Set task :: Where a line in the listing contains the string "title", copy that line out.

══ Data rows

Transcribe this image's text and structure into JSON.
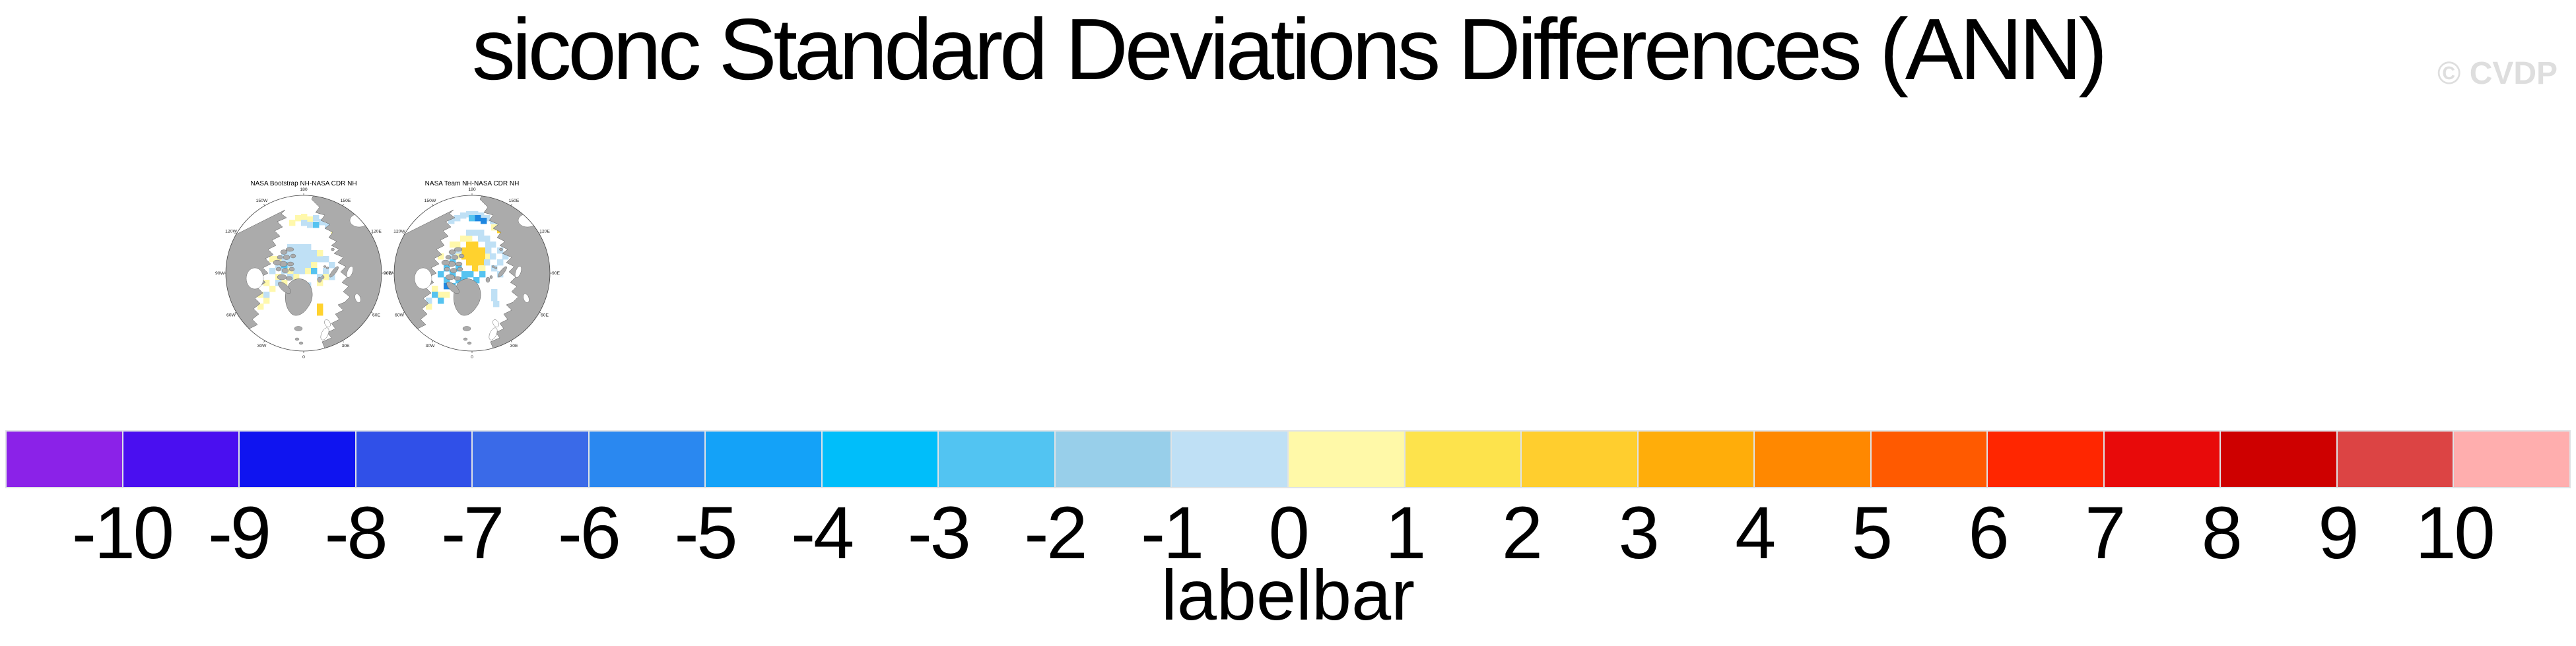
{
  "page": {
    "title": "siconc Standard Deviations Differences (ANN)",
    "watermark": "© CVDP"
  },
  "map_style": {
    "land": "#ababab",
    "coast": "#555555",
    "ocean": "#ffffff",
    "circle_outline": "#444444"
  },
  "patch_colors": {
    "PB": "#bfe0f5",
    "SB": "#55c3f0",
    "DB": "#1e86e0",
    "PY": "#fff8ac",
    "GD": "#ffd22e"
  },
  "panels": [
    {
      "title": "NASA Bootstrap NH-NASA CDR NH",
      "lon_labels": [
        "180",
        "150E",
        "120E",
        "90E",
        "60E",
        "30E",
        "0",
        "30W",
        "60W",
        "90W",
        "120W",
        "150W"
      ],
      "patches": [
        [
          113,
          64,
          "PY"
        ],
        [
          122,
          62,
          "PY"
        ],
        [
          131,
          66,
          "PY"
        ],
        [
          104,
          71,
          "PY"
        ],
        [
          167,
          84,
          "PY"
        ],
        [
          140,
          64,
          "PB"
        ],
        [
          149,
          70,
          "PB"
        ],
        [
          122,
          71,
          "PB"
        ],
        [
          131,
          74,
          "PB"
        ],
        [
          158,
          76,
          "PB"
        ],
        [
          140,
          74,
          "SB"
        ],
        [
          101,
          108,
          "PB"
        ],
        [
          110,
          108,
          "PB"
        ],
        [
          119,
          108,
          "PB"
        ],
        [
          128,
          108,
          "PB"
        ],
        [
          92,
          117,
          "PB"
        ],
        [
          101,
          117,
          "PB"
        ],
        [
          110,
          117,
          "PB"
        ],
        [
          119,
          117,
          "PB"
        ],
        [
          128,
          117,
          "PB"
        ],
        [
          137,
          117,
          "PB"
        ],
        [
          92,
          126,
          "PB"
        ],
        [
          101,
          126,
          "PB"
        ],
        [
          110,
          126,
          "PB"
        ],
        [
          119,
          126,
          "PB"
        ],
        [
          128,
          126,
          "PB"
        ],
        [
          137,
          126,
          "PB"
        ],
        [
          146,
          126,
          "PB"
        ],
        [
          101,
          135,
          "PB"
        ],
        [
          110,
          135,
          "PB"
        ],
        [
          119,
          135,
          "PB"
        ],
        [
          128,
          135,
          "PB"
        ],
        [
          110,
          144,
          "PB"
        ],
        [
          119,
          144,
          "PB"
        ],
        [
          83,
          126,
          "PY"
        ],
        [
          92,
          135,
          "PY"
        ],
        [
          137,
          135,
          "PY"
        ],
        [
          146,
          117,
          "PY"
        ],
        [
          128,
          144,
          "PY"
        ],
        [
          101,
          144,
          "PY"
        ],
        [
          110,
          153,
          "PY"
        ],
        [
          91,
          137,
          "DB"
        ],
        [
          137,
          144,
          "SB"
        ],
        [
          155,
          126,
          "PB"
        ],
        [
          164,
          135,
          "PB"
        ],
        [
          155,
          144,
          "PB"
        ],
        [
          146,
          153,
          "PB"
        ],
        [
          164,
          153,
          "PB"
        ],
        [
          155,
          153,
          "PY"
        ],
        [
          146,
          162,
          "PY"
        ],
        [
          146,
          198,
          "GD"
        ],
        [
          146,
          207,
          "GD"
        ],
        [
          74,
          126,
          "PY"
        ],
        [
          83,
          153,
          "PY"
        ],
        [
          65,
          162,
          "PY"
        ],
        [
          74,
          171,
          "PY"
        ],
        [
          92,
          162,
          "PY"
        ],
        [
          56,
          180,
          "PY"
        ],
        [
          65,
          189,
          "PY"
        ],
        [
          56,
          198,
          "PY"
        ],
        [
          83,
          135,
          "PB"
        ],
        [
          74,
          144,
          "PB"
        ],
        [
          92,
          144,
          "PB"
        ],
        [
          83,
          162,
          "PB"
        ],
        [
          101,
          153,
          "PB"
        ],
        [
          65,
          180,
          "PB"
        ],
        [
          92,
          135,
          "SB"
        ],
        [
          128,
          166,
          "PB"
        ],
        [
          122,
          175,
          "PB"
        ],
        [
          113,
          180,
          "PY"
        ]
      ]
    },
    {
      "title": "NASA Team NH-NASA CDR NH",
      "lon_labels": [
        "180",
        "150E",
        "120E",
        "90E",
        "60E",
        "30E",
        "0",
        "30W",
        "60W",
        "90W",
        "120W",
        "150W"
      ],
      "patches": [
        [
          108,
          60,
          "PB"
        ],
        [
          117,
          58,
          "PB"
        ],
        [
          126,
          58,
          "PB"
        ],
        [
          135,
          60,
          "PB"
        ],
        [
          144,
          64,
          "PB"
        ],
        [
          99,
          64,
          "PB"
        ],
        [
          153,
          68,
          "PB"
        ],
        [
          162,
          72,
          "PB"
        ],
        [
          90,
          68,
          "PB"
        ],
        [
          130,
          64,
          "DB"
        ],
        [
          139,
          68,
          "DB"
        ],
        [
          121,
          64,
          "SB"
        ],
        [
          164,
          82,
          "GD"
        ],
        [
          155,
          78,
          "PY"
        ],
        [
          117,
          104,
          "GD"
        ],
        [
          126,
          104,
          "GD"
        ],
        [
          110,
          113,
          "GD"
        ],
        [
          119,
          113,
          "GD"
        ],
        [
          128,
          113,
          "GD"
        ],
        [
          137,
          113,
          "GD"
        ],
        [
          110,
          122,
          "GD"
        ],
        [
          119,
          122,
          "GD"
        ],
        [
          128,
          122,
          "GD"
        ],
        [
          137,
          122,
          "GD"
        ],
        [
          117,
          131,
          "GD"
        ],
        [
          126,
          131,
          "GD"
        ],
        [
          135,
          131,
          "GD"
        ],
        [
          126,
          140,
          "GD"
        ],
        [
          108,
          95,
          "PY"
        ],
        [
          99,
          104,
          "PY"
        ],
        [
          146,
          122,
          "PY"
        ],
        [
          137,
          140,
          "PY"
        ],
        [
          99,
          122,
          "PY"
        ],
        [
          117,
          95,
          "PY"
        ],
        [
          126,
          86,
          "PB"
        ],
        [
          135,
          86,
          "PB"
        ],
        [
          117,
          86,
          "PB"
        ],
        [
          144,
          95,
          "PB"
        ],
        [
          135,
          95,
          "PB"
        ],
        [
          153,
          104,
          "PB"
        ],
        [
          146,
          104,
          "PB"
        ],
        [
          144,
          131,
          "PB"
        ],
        [
          153,
          122,
          "PB"
        ],
        [
          146,
          113,
          "PB"
        ],
        [
          101,
          113,
          "PB"
        ],
        [
          92,
          122,
          "PB"
        ],
        [
          92,
          131,
          "SB"
        ],
        [
          101,
          140,
          "SB"
        ],
        [
          110,
          149,
          "SB"
        ],
        [
          119,
          149,
          "SB"
        ],
        [
          92,
          149,
          "SB"
        ],
        [
          83,
          140,
          "SB"
        ],
        [
          110,
          158,
          "SB"
        ],
        [
          128,
          158,
          "SB"
        ],
        [
          137,
          149,
          "SB"
        ],
        [
          101,
          158,
          "SB"
        ],
        [
          83,
          158,
          "SB"
        ],
        [
          74,
          149,
          "SB"
        ],
        [
          119,
          167,
          "SB"
        ],
        [
          92,
          167,
          "SB"
        ],
        [
          83,
          167,
          "DB"
        ],
        [
          74,
          122,
          "PY"
        ],
        [
          65,
          171,
          "PY"
        ],
        [
          83,
          180,
          "PY"
        ],
        [
          92,
          104,
          "PY"
        ],
        [
          56,
          198,
          "PY"
        ],
        [
          74,
          180,
          "PY"
        ],
        [
          164,
          113,
          "PB"
        ],
        [
          172,
          122,
          "PB"
        ],
        [
          164,
          131,
          "PB"
        ],
        [
          155,
          140,
          "PB"
        ],
        [
          164,
          149,
          "PB"
        ],
        [
          155,
          176,
          "PB"
        ],
        [
          155,
          185,
          "PB"
        ],
        [
          158,
          194,
          "PB"
        ],
        [
          65,
          180,
          "SB"
        ],
        [
          74,
          189,
          "SB"
        ],
        [
          56,
          189,
          "PB"
        ]
      ]
    }
  ],
  "labelbar": {
    "caption": "labelbar",
    "ticks": [
      "-10",
      "-9",
      "-8",
      "-7",
      "-6",
      "-5",
      "-4",
      "-3",
      "-2",
      "-1",
      "0",
      "1",
      "2",
      "3",
      "4",
      "5",
      "6",
      "7",
      "8",
      "9",
      "10"
    ],
    "colors": [
      "#8b22e8",
      "#4a0ff0",
      "#0f14f0",
      "#3050e8",
      "#3a6ae8",
      "#2a88f0",
      "#14a2f8",
      "#00befa",
      "#52c4f2",
      "#98cfea",
      "#bfe0f5",
      "#fff9a8",
      "#fde34c",
      "#ffce2e",
      "#ffad0a",
      "#ff8800",
      "#ff5a00",
      "#ff2600",
      "#e80a0a",
      "#ce0000",
      "#dc4444",
      "#ffaeae"
    ]
  },
  "chart_data": {
    "type": "map",
    "title": "siconc Standard Deviations Differences (ANN)",
    "variable": "siconc",
    "season": "ANN",
    "panels": [
      "NASA Bootstrap NH-NASA CDR NH",
      "NASA Team NH-NASA CDR NH"
    ],
    "projection_labels": [
      "180",
      "150E",
      "120E",
      "90E",
      "60E",
      "30E",
      "0",
      "30W",
      "60W",
      "90W",
      "120W",
      "150W"
    ],
    "colorbar_label": "labelbar",
    "levels": [
      -10,
      -9,
      -8,
      -7,
      -6,
      -5,
      -4,
      -3,
      -2,
      -1,
      0,
      1,
      2,
      3,
      4,
      5,
      6,
      7,
      8,
      9,
      10
    ],
    "colors": [
      "#8b22e8",
      "#4a0ff0",
      "#0f14f0",
      "#3050e8",
      "#3a6ae8",
      "#2a88f0",
      "#14a2f8",
      "#00befa",
      "#52c4f2",
      "#98cfea",
      "#bfe0f5",
      "#fff9a8",
      "#fde34c",
      "#ffce2e",
      "#ffad0a",
      "#ff8800",
      "#ff5a00",
      "#ff2600",
      "#e80a0a",
      "#ce0000",
      "#dc4444",
      "#ffaeae"
    ],
    "legend_position": "bottom"
  }
}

════

Exercise output ::
    "title": "siconc Standard Deviations Differences (ANN)",
      "title": "NASA Bootstrap NH-NASA CDR NH",
      "title": "NASA Team NH-NASA CDR NH",
    "title": "siconc Standard Deviations Differences (ANN)",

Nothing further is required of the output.